START Dataset records
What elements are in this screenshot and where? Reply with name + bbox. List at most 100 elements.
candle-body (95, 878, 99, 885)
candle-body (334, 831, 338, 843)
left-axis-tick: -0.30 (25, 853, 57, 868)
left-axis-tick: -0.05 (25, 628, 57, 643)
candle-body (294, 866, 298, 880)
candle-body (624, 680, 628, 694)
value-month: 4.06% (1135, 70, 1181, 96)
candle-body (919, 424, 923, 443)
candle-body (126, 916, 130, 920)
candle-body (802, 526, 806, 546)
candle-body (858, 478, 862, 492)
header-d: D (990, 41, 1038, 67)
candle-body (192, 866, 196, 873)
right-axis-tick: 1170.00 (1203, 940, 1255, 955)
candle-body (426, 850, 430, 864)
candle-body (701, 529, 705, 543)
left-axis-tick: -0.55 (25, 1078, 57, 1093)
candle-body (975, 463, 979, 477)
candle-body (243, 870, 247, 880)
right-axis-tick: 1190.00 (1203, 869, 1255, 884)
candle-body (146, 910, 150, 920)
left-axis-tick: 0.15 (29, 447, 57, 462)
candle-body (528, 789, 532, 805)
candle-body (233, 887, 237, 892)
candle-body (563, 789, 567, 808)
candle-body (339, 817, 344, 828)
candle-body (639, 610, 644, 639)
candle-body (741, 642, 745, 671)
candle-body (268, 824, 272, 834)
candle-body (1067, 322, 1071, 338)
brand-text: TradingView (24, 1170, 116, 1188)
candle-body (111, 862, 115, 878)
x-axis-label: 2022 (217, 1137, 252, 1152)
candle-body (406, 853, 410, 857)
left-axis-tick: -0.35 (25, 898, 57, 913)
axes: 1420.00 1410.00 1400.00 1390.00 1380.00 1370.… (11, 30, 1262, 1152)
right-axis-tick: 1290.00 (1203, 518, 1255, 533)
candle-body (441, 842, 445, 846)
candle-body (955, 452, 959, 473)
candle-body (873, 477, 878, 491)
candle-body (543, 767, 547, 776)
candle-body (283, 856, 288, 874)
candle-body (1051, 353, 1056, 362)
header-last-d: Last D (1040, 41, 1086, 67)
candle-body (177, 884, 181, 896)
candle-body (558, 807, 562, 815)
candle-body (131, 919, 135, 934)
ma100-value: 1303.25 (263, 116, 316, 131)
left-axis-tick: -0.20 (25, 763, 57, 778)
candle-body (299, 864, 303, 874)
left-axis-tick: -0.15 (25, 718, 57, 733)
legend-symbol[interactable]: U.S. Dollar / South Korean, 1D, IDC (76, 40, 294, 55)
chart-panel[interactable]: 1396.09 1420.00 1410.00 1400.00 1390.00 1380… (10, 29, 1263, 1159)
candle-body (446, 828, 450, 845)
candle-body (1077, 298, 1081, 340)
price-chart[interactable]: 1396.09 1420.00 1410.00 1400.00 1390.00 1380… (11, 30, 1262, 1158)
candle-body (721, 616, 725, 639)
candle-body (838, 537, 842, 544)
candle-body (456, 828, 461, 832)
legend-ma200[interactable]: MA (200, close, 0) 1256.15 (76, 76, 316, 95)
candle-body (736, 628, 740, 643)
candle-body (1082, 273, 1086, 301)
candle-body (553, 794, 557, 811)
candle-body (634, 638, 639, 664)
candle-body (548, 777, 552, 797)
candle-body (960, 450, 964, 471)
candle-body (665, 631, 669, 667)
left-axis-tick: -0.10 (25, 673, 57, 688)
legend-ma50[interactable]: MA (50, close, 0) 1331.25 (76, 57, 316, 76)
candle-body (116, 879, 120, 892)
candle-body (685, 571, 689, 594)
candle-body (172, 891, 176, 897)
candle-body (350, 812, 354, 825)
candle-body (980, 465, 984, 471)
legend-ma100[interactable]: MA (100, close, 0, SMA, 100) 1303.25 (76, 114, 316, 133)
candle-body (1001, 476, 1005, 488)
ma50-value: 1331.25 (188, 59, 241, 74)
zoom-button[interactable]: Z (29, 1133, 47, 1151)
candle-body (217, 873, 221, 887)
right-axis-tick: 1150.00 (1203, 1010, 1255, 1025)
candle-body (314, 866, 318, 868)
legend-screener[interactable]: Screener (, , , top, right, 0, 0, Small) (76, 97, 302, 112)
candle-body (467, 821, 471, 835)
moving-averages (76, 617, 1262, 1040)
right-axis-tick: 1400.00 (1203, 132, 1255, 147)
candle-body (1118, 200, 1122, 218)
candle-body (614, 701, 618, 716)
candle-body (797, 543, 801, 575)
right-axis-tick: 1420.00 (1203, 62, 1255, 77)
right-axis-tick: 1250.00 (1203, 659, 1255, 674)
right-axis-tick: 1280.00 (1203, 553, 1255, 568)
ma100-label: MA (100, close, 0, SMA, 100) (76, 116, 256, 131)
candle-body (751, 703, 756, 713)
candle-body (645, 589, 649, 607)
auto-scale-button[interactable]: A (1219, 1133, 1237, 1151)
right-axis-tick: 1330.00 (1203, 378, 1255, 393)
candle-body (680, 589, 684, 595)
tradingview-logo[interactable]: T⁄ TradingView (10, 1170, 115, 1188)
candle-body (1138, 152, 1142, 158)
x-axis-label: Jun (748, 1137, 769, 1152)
END Dataset records
■ What this task involves
Arrange all lines of the records above as a numbered list, leaving out any blank lines.

■ Worked answer
1. What elements are in this screenshot and where? Reply with name + bbox. List at most 100 elements.
2. candle-body (95, 878, 99, 885)
3. candle-body (334, 831, 338, 843)
4. left-axis-tick: -0.30 (25, 853, 57, 868)
5. left-axis-tick: -0.05 (25, 628, 57, 643)
6. candle-body (294, 866, 298, 880)
7. candle-body (624, 680, 628, 694)
8. value-month: 4.06% (1135, 70, 1181, 96)
9. candle-body (919, 424, 923, 443)
10. candle-body (126, 916, 130, 920)
11. candle-body (802, 526, 806, 546)
12. candle-body (858, 478, 862, 492)
13. header-d: D (990, 41, 1038, 67)
14. candle-body (192, 866, 196, 873)
15. right-axis-tick: 1170.00 (1203, 940, 1255, 955)
16. candle-body (426, 850, 430, 864)
17. candle-body (701, 529, 705, 543)
18. left-axis-tick: -0.55 (25, 1078, 57, 1093)
19. candle-body (975, 463, 979, 477)
20. candle-body (243, 870, 247, 880)
21. right-axis-tick: 1190.00 (1203, 869, 1255, 884)
22. candle-body (146, 910, 150, 920)
23. left-axis-tick: 0.15 (29, 447, 57, 462)
24. candle-body (528, 789, 532, 805)
25. candle-body (233, 887, 237, 892)
26. candle-body (563, 789, 567, 808)
27. candle-body (339, 817, 344, 828)
28. candle-body (639, 610, 644, 639)
29. candle-body (741, 642, 745, 671)
30. candle-body (268, 824, 272, 834)
31. candle-body (1067, 322, 1071, 338)
32. brand-text: TradingView (24, 1170, 116, 1188)
33. candle-body (111, 862, 115, 878)
34. x-axis-label: 2022 (217, 1137, 252, 1152)
35. candle-body (406, 853, 410, 857)
36. left-axis-tick: -0.35 (25, 898, 57, 913)
37. axes: 1420.00 1410.00 1400.00 1390.00 1380.00 1370.… (11, 30, 1262, 1152)
38. right-axis-tick: 1290.00 (1203, 518, 1255, 533)
39. candle-body (441, 842, 445, 846)
40. candle-body (955, 452, 959, 473)
41. candle-body (873, 477, 878, 491)
42. candle-body (543, 767, 547, 776)
43. candle-body (283, 856, 288, 874)
44. candle-body (1051, 353, 1056, 362)
45. header-last-d: Last D (1040, 41, 1086, 67)
46. candle-body (177, 884, 181, 896)
47. candle-body (558, 807, 562, 815)
48. candle-body (131, 919, 135, 934)
49. ma100-value: 1303.25 (263, 116, 316, 131)
50. left-axis-tick: -0.20 (25, 763, 57, 778)
51. candle-body (299, 864, 303, 874)
52. left-axis-tick: -0.15 (25, 718, 57, 733)
53. legend-symbol[interactable]: U.S. Dollar / South Korean, 1D, IDC (76, 40, 294, 55)
54. chart-panel[interactable]: 1396.09 1420.00 1410.00 1400.00 1390.00 1380… (10, 29, 1263, 1159)
55. candle-body (446, 828, 450, 845)
56. candle-body (1077, 298, 1081, 340)
57. price-chart[interactable]: 1396.09 1420.00 1410.00 1400.00 1390.00 1380… (11, 30, 1262, 1158)
58. candle-body (721, 616, 725, 639)
59. candle-body (838, 537, 842, 544)
60. candle-body (456, 828, 461, 832)
61. legend-ma200[interactable]: MA (200, close, 0) 1256.15 (76, 76, 316, 95)
62. candle-body (736, 628, 740, 643)
63. candle-body (1082, 273, 1086, 301)
64. candle-body (553, 794, 557, 811)
65. candle-body (634, 638, 639, 664)
66. candle-body (548, 777, 552, 797)
67. candle-body (960, 450, 964, 471)
68. candle-body (665, 631, 669, 667)
69. left-axis-tick: -0.10 (25, 673, 57, 688)
70. legend-ma50[interactable]: MA (50, close, 0) 1331.25 (76, 57, 316, 76)
71. candle-body (116, 879, 120, 892)
72. candle-body (685, 571, 689, 594)
73. candle-body (172, 891, 176, 897)
74. candle-body (350, 812, 354, 825)
75. candle-body (980, 465, 984, 471)
76. legend-ma100[interactable]: MA (100, close, 0, SMA, 100) 1303.25 (76, 114, 316, 133)
77. candle-body (1001, 476, 1005, 488)
78. ma50-value: 1331.25 (188, 59, 241, 74)
79. zoom-button[interactable]: Z (29, 1133, 47, 1151)
80. candle-body (217, 873, 221, 887)
81. right-axis-tick: 1150.00 (1203, 1010, 1255, 1025)
82. candle-body (314, 866, 318, 868)
83. legend-screener[interactable]: Screener (, , , top, right, 0, 0, Small) (76, 97, 302, 112)
84. candle-body (467, 821, 471, 835)
85. moving-averages (76, 617, 1262, 1040)
86. right-axis-tick: 1400.00 (1203, 132, 1255, 147)
87. candle-body (1118, 200, 1122, 218)
88. candle-body (614, 701, 618, 716)
89. candle-body (797, 543, 801, 575)
90. right-axis-tick: 1420.00 (1203, 62, 1255, 77)
91. right-axis-tick: 1250.00 (1203, 659, 1255, 674)
92. right-axis-tick: 1280.00 (1203, 553, 1255, 568)
93. ma100-label: MA (100, close, 0, SMA, 100) (76, 116, 256, 131)
94. candle-body (751, 703, 756, 713)
95. candle-body (645, 589, 649, 607)
96. auto-scale-button[interactable]: A (1219, 1133, 1237, 1151)
97. right-axis-tick: 1330.00 (1203, 378, 1255, 393)
98. candle-body (680, 589, 684, 595)
99. tradingview-logo[interactable]: T⁄ TradingView (10, 1170, 115, 1188)
100. candle-body (1138, 152, 1142, 158)
101. x-axis-label: Jun (748, 1137, 769, 1152)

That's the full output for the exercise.